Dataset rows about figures
________

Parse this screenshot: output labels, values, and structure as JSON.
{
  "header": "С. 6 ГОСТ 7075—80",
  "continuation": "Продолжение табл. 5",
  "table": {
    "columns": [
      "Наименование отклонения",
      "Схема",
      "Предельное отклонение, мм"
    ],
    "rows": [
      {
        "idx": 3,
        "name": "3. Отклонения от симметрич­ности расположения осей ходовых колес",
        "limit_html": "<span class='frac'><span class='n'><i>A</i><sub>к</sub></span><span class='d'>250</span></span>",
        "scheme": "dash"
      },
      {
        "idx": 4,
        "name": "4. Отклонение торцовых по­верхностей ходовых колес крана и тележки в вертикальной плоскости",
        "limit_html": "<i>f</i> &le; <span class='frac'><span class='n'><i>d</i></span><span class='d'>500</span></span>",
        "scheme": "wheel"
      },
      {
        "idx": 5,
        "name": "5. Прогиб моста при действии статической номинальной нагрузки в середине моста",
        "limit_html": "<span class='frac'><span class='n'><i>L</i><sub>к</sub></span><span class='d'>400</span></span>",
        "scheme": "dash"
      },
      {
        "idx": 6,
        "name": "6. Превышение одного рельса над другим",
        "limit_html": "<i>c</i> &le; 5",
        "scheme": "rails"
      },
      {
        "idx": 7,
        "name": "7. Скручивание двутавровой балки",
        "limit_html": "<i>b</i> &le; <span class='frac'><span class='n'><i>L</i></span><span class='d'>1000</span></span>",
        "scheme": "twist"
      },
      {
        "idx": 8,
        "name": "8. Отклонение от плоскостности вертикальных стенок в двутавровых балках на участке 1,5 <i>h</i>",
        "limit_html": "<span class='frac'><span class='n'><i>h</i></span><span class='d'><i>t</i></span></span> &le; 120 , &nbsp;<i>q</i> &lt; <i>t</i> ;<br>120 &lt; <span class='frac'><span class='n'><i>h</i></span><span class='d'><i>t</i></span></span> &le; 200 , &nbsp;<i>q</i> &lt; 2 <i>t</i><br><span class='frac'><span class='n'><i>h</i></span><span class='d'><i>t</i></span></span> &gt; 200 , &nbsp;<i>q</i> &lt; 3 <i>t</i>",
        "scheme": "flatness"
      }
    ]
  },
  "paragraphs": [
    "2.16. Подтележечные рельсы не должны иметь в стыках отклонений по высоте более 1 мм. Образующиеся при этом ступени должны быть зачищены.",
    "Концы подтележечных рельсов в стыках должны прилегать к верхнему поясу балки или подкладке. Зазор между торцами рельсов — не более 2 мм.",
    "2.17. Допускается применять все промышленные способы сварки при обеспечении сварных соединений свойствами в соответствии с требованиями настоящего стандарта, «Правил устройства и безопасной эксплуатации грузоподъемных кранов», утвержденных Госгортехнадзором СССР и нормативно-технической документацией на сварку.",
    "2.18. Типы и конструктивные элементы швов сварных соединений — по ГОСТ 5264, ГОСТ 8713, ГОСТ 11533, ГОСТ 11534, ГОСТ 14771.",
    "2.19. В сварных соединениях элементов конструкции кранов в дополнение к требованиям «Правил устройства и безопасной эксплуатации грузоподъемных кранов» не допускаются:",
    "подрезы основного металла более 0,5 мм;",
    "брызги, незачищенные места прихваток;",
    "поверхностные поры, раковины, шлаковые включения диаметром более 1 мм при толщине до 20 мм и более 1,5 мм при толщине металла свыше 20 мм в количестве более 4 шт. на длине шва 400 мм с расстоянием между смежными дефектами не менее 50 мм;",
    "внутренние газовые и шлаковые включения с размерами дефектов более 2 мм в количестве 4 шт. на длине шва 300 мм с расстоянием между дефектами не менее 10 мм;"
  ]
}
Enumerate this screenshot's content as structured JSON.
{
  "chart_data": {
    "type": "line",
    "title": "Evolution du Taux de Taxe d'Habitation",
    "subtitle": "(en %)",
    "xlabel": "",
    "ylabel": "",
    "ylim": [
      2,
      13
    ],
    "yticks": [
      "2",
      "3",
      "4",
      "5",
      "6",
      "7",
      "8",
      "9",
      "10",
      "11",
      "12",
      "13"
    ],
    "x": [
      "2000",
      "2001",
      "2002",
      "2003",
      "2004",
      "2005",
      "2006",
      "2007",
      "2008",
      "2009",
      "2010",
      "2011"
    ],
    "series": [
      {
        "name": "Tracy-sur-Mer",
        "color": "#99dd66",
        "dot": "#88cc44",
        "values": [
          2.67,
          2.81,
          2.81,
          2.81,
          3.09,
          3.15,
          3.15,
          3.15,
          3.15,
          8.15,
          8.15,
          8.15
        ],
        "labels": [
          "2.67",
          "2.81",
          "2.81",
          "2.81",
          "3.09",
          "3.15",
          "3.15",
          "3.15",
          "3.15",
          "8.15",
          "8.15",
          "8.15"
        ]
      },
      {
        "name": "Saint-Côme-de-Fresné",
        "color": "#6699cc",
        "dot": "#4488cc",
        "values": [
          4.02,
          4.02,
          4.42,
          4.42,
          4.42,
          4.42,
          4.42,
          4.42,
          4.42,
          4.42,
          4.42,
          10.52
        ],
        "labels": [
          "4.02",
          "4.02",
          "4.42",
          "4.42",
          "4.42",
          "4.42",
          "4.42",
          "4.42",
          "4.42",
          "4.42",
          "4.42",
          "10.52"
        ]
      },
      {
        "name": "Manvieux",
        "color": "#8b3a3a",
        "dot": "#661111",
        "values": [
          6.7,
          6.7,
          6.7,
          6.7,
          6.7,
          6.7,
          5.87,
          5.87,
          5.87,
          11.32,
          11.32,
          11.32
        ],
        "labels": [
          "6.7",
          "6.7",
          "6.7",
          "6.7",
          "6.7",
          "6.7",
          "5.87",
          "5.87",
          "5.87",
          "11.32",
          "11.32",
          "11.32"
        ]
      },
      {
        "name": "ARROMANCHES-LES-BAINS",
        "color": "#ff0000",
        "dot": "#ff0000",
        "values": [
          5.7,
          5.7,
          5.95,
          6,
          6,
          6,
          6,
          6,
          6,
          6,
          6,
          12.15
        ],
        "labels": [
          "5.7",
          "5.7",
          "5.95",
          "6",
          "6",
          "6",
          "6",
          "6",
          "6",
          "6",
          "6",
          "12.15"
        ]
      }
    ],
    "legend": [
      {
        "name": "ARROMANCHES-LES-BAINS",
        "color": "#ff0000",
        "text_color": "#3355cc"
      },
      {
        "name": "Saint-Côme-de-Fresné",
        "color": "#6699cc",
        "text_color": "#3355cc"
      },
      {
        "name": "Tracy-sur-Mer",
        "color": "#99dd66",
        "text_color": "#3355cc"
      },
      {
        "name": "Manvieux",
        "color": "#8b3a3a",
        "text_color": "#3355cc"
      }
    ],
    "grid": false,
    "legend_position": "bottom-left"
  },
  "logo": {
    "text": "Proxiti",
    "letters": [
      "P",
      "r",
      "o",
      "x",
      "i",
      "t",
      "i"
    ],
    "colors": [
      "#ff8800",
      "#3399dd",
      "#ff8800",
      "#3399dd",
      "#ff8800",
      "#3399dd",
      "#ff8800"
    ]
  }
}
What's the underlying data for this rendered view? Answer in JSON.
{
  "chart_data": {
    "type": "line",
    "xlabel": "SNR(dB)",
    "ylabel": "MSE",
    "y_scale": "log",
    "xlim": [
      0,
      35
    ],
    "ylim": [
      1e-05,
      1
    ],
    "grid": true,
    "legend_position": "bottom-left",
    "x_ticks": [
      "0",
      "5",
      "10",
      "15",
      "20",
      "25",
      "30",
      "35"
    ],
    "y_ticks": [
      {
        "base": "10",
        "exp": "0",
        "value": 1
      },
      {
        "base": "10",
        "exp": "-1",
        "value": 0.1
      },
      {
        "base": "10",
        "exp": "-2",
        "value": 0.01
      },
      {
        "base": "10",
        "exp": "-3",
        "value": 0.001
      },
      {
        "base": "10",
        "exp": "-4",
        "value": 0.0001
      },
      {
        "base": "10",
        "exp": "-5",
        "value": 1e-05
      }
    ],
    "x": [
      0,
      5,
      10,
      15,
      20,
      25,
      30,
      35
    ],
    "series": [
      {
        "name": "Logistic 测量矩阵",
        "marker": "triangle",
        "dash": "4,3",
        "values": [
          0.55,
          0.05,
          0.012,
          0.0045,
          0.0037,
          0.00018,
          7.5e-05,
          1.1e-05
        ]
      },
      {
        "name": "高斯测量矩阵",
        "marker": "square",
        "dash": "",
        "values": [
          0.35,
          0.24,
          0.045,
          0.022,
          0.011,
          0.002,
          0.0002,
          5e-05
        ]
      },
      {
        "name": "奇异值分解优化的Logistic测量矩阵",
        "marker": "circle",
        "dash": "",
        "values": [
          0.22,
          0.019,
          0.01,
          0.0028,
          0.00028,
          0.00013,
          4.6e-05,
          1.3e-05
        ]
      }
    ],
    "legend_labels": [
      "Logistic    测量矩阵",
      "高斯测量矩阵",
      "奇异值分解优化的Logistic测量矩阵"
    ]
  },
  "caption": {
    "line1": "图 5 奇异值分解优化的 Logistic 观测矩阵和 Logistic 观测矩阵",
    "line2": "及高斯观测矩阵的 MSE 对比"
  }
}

________

— Exercise —
Copy each line from the data above that includes "должны".

— Correct answer —
    "2.16. Подтележечные рельсы не должны иметь в стыках отклонений по высоте более 1 мм. Образующиеся при этом ступени должны быть зачищены.",
    "Концы подтележечных рельсов в стыках должны прилегать к верхнему поясу балки или подкладке. Зазор между торцами рельсов — не более 2 мм.",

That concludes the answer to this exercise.